■ **Stated exercise**
Filter the listing below, copying every line in which the word "minmax" appears.

■ **Records for the task**
----
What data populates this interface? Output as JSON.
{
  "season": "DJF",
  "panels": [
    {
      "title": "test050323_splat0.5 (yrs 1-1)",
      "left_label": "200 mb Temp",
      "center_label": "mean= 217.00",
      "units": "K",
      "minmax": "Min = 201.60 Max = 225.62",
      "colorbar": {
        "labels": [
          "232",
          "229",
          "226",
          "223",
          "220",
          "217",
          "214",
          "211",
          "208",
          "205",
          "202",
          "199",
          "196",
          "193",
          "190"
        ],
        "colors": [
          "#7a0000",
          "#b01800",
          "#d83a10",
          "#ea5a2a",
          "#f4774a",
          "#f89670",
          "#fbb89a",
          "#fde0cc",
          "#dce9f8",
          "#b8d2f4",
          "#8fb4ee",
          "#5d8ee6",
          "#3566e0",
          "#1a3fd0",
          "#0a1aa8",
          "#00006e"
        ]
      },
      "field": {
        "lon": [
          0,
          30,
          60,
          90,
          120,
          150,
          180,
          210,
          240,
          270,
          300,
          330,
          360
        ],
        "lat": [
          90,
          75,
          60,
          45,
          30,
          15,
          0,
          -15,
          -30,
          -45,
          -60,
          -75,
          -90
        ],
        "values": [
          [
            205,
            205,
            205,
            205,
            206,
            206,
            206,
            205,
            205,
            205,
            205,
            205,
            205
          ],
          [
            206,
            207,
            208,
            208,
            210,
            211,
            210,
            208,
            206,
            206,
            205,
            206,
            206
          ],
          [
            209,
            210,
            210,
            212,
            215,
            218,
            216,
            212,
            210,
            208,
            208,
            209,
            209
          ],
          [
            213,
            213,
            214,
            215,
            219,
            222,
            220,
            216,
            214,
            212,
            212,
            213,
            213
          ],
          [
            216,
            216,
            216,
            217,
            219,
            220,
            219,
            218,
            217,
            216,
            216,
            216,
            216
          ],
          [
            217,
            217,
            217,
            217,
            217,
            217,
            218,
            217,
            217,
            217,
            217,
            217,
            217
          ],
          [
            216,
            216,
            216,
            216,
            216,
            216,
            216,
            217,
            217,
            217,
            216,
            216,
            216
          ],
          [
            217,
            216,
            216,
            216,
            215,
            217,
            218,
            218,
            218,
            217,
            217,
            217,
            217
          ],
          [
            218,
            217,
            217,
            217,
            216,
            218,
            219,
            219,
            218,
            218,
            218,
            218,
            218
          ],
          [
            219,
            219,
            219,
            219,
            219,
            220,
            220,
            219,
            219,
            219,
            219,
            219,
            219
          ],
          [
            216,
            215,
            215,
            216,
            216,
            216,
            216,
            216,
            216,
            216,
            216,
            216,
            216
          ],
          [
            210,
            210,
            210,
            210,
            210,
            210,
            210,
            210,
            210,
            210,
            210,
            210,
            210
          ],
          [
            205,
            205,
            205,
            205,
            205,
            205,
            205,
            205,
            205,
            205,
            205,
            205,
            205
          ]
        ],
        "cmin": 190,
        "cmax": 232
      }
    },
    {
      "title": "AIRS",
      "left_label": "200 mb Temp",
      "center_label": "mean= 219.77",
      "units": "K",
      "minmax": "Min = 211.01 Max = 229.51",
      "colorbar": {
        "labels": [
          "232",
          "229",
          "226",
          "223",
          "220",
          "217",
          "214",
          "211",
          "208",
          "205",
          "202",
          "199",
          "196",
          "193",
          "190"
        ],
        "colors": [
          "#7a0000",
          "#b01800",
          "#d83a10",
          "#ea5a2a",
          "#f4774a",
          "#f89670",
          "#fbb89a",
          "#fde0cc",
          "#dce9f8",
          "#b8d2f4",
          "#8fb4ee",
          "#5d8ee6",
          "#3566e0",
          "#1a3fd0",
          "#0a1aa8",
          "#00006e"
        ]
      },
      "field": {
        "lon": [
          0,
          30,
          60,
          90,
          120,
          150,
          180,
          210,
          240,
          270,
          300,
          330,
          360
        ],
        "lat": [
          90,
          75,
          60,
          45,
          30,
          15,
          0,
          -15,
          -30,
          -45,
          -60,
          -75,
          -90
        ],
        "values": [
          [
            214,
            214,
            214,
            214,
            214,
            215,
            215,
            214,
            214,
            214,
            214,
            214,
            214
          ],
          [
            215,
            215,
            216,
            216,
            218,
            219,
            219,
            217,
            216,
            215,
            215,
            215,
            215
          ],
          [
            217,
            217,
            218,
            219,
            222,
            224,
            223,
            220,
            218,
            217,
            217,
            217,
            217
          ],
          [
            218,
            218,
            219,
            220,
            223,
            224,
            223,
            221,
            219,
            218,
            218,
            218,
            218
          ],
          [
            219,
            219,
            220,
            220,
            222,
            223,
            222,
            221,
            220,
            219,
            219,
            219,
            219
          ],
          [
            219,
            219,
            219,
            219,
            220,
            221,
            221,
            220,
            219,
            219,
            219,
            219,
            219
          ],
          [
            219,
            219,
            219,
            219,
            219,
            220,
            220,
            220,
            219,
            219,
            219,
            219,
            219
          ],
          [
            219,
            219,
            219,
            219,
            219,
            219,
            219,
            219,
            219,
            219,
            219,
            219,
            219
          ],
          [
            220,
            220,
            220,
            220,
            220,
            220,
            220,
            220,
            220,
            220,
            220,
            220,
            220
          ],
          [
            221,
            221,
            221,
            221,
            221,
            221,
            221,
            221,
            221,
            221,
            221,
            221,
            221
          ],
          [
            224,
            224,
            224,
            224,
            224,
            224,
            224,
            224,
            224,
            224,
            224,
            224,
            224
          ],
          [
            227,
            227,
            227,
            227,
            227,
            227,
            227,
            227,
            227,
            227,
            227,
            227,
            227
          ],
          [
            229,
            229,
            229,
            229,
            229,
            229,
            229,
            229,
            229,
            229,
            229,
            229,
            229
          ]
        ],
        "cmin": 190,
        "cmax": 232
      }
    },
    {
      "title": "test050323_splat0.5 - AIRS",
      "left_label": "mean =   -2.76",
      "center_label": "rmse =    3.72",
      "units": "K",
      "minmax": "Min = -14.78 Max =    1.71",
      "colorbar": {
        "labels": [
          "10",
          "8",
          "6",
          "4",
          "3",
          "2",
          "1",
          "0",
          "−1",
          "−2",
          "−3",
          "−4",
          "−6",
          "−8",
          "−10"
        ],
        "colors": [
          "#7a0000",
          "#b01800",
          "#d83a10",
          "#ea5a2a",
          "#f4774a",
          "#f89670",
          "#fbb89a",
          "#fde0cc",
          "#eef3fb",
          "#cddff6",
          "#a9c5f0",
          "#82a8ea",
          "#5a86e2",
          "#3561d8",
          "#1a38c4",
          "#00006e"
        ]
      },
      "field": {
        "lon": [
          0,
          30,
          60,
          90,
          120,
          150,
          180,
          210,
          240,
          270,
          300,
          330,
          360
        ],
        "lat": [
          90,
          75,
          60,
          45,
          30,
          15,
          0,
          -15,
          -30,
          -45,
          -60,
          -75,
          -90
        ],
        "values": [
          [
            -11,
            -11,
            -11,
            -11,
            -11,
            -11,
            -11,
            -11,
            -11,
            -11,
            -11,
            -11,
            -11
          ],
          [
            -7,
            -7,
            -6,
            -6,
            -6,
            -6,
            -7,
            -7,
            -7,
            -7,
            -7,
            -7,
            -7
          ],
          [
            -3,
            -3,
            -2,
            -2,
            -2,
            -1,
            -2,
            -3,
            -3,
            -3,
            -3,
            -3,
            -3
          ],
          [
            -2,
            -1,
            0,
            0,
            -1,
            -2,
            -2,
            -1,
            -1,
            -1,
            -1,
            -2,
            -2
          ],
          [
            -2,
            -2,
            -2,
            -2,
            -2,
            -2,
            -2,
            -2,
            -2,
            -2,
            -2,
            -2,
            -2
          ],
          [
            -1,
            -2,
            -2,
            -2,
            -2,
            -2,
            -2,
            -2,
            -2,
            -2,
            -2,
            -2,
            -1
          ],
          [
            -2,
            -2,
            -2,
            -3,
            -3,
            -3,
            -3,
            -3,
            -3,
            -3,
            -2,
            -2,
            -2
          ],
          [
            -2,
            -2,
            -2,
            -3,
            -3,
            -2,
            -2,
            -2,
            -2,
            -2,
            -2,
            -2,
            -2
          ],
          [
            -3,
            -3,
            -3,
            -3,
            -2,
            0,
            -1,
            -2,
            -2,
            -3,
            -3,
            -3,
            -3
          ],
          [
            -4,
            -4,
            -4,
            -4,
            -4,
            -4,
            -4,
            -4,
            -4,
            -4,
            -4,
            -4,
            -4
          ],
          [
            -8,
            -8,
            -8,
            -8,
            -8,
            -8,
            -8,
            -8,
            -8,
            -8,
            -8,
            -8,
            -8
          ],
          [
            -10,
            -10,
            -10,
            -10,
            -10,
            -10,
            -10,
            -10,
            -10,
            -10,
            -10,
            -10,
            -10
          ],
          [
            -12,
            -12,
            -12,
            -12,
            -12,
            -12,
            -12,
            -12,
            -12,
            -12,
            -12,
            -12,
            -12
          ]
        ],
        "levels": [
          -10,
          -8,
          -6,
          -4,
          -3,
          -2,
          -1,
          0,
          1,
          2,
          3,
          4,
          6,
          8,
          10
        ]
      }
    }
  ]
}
----
■ **Output for this task**
      "minmax": "Min = 201.60 Max = 225.62",
      "minmax": "Min = 211.01 Max = 229.51",
      "minmax": "Min = -14.78 Max =    1.71",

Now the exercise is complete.